▸ **WRITTEN INSTRUCTION**
Copy all lines that contain the word "JSON".
**** SUPPLIED INFORMATION
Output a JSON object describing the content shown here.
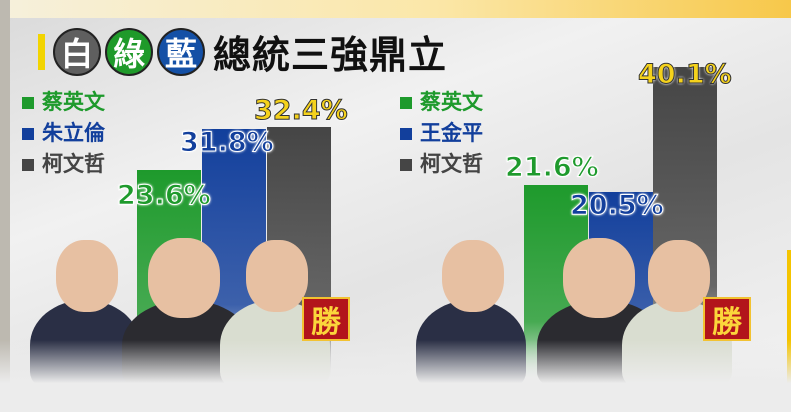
{
  "title": {
    "circles": [
      {
        "text": "白",
        "color": "#5f5f5f"
      },
      {
        "text": "綠",
        "color": "#1f9a2a"
      },
      {
        "text": "藍",
        "color": "#1450a6"
      }
    ],
    "main": "總統三強鼎立"
  },
  "win_badge": "勝",
  "colors": {
    "green": "#1e9a2c",
    "blue": "#123f9c",
    "grey": "#454545",
    "yellow": "#f5d21c"
  },
  "chart_data": [
    {
      "type": "bar",
      "categories": [
        "蔡英文",
        "朱立倫",
        "柯文哲"
      ],
      "values": [
        23.6,
        31.8,
        32.4
      ],
      "labels": [
        "23.6%",
        "31.8%",
        "32.4%"
      ],
      "winner": "柯文哲"
    },
    {
      "type": "bar",
      "categories": [
        "蔡英文",
        "王金平",
        "柯文哲"
      ],
      "values": [
        21.6,
        20.5,
        40.1
      ],
      "labels": [
        "21.6%",
        "20.5%",
        "40.1%"
      ],
      "winner": "柯文哲"
    }
  ]
}
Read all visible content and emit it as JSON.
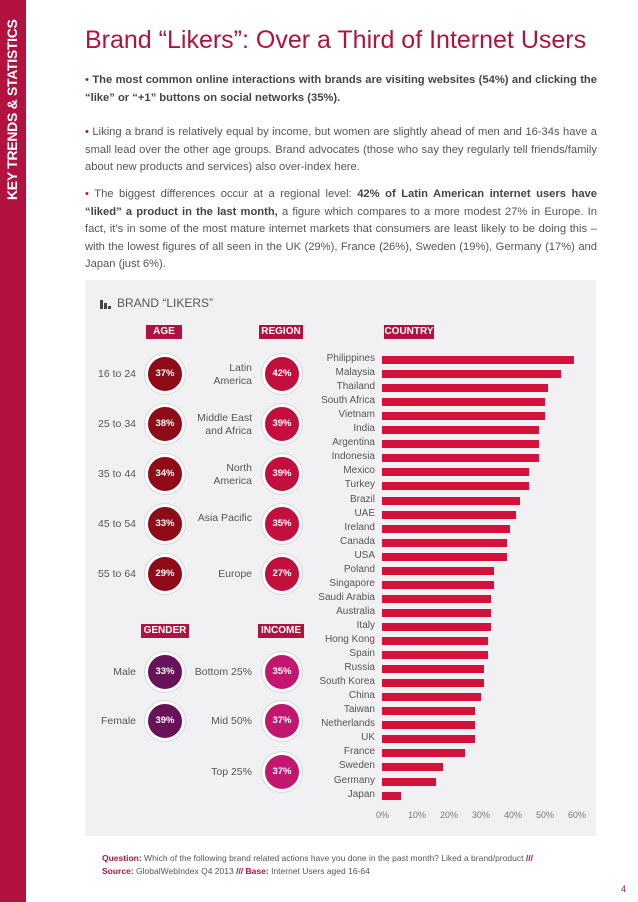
********
▸ **OUTPUT FOR THIS EXERCISE**
Output a JSON object describing the content shown here.
Read all visible content and emit it as JSON.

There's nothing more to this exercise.